◆ **Task brief**: Each record is to be printed again precisely as it reads.

◆ **Materials provided**:
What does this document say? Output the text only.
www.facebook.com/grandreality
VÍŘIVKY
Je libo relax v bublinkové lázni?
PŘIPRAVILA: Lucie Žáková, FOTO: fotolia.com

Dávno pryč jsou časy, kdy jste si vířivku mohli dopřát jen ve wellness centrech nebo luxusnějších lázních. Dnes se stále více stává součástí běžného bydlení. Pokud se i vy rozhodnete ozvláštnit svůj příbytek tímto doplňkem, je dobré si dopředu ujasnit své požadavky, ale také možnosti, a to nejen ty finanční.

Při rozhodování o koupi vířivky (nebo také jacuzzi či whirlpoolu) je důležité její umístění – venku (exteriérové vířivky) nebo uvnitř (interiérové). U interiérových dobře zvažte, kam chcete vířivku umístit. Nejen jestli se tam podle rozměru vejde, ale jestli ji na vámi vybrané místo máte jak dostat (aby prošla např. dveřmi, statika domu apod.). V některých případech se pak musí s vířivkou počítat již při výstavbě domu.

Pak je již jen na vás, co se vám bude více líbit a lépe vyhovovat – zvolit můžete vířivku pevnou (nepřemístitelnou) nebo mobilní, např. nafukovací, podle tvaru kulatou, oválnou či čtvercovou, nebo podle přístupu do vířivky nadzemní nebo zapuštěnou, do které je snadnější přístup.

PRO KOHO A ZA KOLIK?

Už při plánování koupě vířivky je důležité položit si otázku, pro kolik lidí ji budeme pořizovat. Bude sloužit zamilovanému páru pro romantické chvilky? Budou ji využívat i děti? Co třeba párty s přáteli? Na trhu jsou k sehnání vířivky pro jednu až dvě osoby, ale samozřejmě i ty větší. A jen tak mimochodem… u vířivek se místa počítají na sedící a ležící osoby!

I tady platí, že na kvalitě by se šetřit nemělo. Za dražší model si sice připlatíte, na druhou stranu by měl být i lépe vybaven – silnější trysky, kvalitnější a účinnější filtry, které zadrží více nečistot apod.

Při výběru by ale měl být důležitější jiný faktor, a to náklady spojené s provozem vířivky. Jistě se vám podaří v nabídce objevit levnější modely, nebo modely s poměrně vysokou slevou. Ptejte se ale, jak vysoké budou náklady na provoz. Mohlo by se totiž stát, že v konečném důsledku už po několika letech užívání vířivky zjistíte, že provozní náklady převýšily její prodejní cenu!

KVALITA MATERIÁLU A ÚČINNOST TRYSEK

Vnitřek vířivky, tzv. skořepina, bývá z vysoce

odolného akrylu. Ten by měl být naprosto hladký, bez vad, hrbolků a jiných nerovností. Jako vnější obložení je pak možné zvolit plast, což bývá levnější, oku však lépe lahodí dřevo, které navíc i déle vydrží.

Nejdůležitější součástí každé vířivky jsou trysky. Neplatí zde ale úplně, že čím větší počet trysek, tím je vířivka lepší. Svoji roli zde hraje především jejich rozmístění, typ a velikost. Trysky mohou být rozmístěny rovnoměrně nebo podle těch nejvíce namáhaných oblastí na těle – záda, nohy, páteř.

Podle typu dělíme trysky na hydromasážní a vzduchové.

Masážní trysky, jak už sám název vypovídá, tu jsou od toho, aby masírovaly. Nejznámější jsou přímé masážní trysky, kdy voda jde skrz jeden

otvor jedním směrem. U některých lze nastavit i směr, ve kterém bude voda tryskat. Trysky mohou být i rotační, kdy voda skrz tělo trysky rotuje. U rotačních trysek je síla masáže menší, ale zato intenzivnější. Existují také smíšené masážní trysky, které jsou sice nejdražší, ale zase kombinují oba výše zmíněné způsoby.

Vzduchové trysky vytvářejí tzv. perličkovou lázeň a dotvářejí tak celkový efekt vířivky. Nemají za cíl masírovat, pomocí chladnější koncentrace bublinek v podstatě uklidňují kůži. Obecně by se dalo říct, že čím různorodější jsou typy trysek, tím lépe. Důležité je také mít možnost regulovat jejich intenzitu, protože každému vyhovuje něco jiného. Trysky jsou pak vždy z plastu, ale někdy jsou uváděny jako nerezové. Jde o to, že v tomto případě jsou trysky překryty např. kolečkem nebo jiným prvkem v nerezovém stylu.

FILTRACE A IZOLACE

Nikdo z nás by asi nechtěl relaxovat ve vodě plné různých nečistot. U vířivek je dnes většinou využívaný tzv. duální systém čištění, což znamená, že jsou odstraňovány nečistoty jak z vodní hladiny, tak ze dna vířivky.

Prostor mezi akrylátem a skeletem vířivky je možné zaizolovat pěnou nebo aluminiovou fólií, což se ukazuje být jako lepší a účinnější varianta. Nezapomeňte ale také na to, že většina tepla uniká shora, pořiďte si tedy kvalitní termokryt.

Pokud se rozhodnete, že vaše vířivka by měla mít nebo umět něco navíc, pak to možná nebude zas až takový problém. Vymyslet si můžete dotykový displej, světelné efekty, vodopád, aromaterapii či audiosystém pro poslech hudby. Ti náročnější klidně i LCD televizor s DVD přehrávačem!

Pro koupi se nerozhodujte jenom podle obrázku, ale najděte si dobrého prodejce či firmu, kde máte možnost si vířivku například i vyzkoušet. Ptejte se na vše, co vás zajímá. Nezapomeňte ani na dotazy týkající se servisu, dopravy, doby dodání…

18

◆ **Final result**:
What does this document say? Output the text only.
www.facebook.com/grandreality
VÍŘIVKY
Je libo relax v bublinkové lázni?
PŘIPRAVILA: Lucie Žáková, FOTO: fotolia.com

Dávno pryč jsou časy, kdy jste si vířivku mohli dopřát jen ve wellness centrech nebo luxusnějších lázních. Dnes se stále více stává součástí běžného bydlení. Pokud se i vy rozhodnete ozvláštnit svůj příbytek tímto doplňkem, je dobré si dopředu ujasnit své požadavky, ale také možnosti, a to nejen ty finanční.

Při rozhodování o koupi vířivky (nebo také jacuzzi či whirlpoolu) je důležité její umístění – venku (exteriérové vířivky) nebo uvnitř (interiérové). U interiérových dobře zvažte, kam chcete vířivku umístit. Nejen jestli se tam podle rozměru vejde, ale jestli ji na vámi vybrané místo máte jak dostat (aby prošla např. dveřmi, statika domu apod.). V některých případech se pak musí s vířivkou počítat již při výstavbě domu.

Pak je již jen na vás, co se vám bude více líbit a lépe vyhovovat – zvolit můžete vířivku pevnou (nepřemístitelnou) nebo mobilní, např. nafukovací, podle tvaru kulatou, oválnou či čtvercovou, nebo podle přístupu do vířivky nadzemní nebo zapuštěnou, do které je snadnější přístup.

PRO KOHO A ZA KOLIK?

Už při plánování koupě vířivky je důležité položit si otázku, pro kolik lidí ji budeme pořizovat. Bude sloužit zamilovanému páru pro romantické chvilky? Budou ji využívat i děti? Co třeba párty s přáteli? Na trhu jsou k sehnání vířivky pro jednu až dvě osoby, ale samozřejmě i ty větší. A jen tak mimochodem… u vířivek se místa počítají na sedící a ležící osoby!

I tady platí, že na kvalitě by se šetřit nemělo. Za dražší model si sice připlatíte, na druhou stranu by měl být i lépe vybaven – silnější trysky, kvalitnější a účinnější filtry, které zadrží více nečistot apod.

Při výběru by ale měl být důležitější jiný faktor, a to náklady spojené s provozem vířivky. Jistě se vám podaří v nabídce objevit levnější modely, nebo modely s poměrně vysokou slevou. Ptejte se ale, jak vysoké budou náklady na provoz. Mohlo by se totiž stát, že v konečném důsledku už po několika letech užívání vířivky zjistíte, že provozní náklady převýšily její prodejní cenu!

KVALITA MATERIÁLU A ÚČINNOST TRYSEK

Vnitřek vířivky, tzv. skořepina, bývá z vysoce

odolného akrylu. Ten by měl být naprosto hladký, bez vad, hrbolků a jiných nerovností. Jako vnější obložení je pak možné zvolit plast, což bývá levnější, oku však lépe lahodí dřevo, které navíc i déle vydrží.

Nejdůležitější součástí každé vířivky jsou trysky. Neplatí zde ale úplně, že čím větší počet trysek, tím je vířivka lepší. Svoji roli zde hraje především jejich rozmístění, typ a velikost. Trysky mohou být rozmístěny rovnoměrně nebo podle těch nejvíce namáhaných oblastí na těle – záda, nohy, páteř.

Podle typu dělíme trysky na hydromasážní a vzduchové.

Masážní trysky, jak už sám název vypovídá, tu jsou od toho, aby masírovaly. Nejznámější jsou přímé masážní trysky, kdy voda jde skrz jeden

otvor jedním směrem. U některých lze nastavit i směr, ve kterém bude voda tryskat. Trysky mohou být i rotační, kdy voda skrz tělo trysky rotuje. U rotačních trysek je síla masáže menší, ale zato intenzivnější. Existují také smíšené masážní trysky, které jsou sice nejdražší, ale zase kombinují oba výše zmíněné způsoby.

Vzduchové trysky vytvářejí tzv. perličkovou lázeň a dotvářejí tak celkový efekt vířivky. Nemají za cíl masírovat, pomocí chladnější koncentrace bublinek v podstatě uklidňují kůži. Obecně by se dalo říct, že čím různorodější jsou typy trysek, tím lépe. Důležité je také mít možnost regulovat jejich intenzitu, protože každému vyhovuje něco jiného. Trysky jsou pak vždy z plastu, ale někdy jsou uváděny jako nerezové. Jde o to, že v tomto případě jsou trysky překryty např. kolečkem nebo jiným prvkem v nerezovém stylu.

FILTRACE A IZOLACE

Nikdo z nás by asi nechtěl relaxovat ve vodě plné různých nečistot. U vířivek je dnes většinou využívaný tzv. duální systém čištění, což znamená, že jsou odstraňovány nečistoty jak z vodní hladiny, tak ze dna vířivky.

Prostor mezi akrylátem a skeletem vířivky je možné zaizolovat pěnou nebo aluminiovou fólií, což se ukazuje být jako lepší a účinnější varianta. Nezapomeňte ale také na to, že většina tepla uniká shora, pořiďte si tedy kvalitní termokryt.

Pokud se rozhodnete, že vaše vířivka by měla mít nebo umět něco navíc, pak to možná nebude zas až takový problém. Vymyslet si můžete dotykový displej, světelné efekty, vodopád, aromaterapii či audiosystém pro poslech hudby. Ti náročnější klidně i LCD televizor s DVD přehrávačem!

Pro koupi se nerozhodujte jenom podle obrázku, ale najděte si dobrého prodejce či firmu, kde máte možnost si vířivku například i vyzkoušet. Ptejte se na vše, co vás zajímá. Nezapomeňte ani na dotazy týkající se servisu, dopravy, doby dodání…

18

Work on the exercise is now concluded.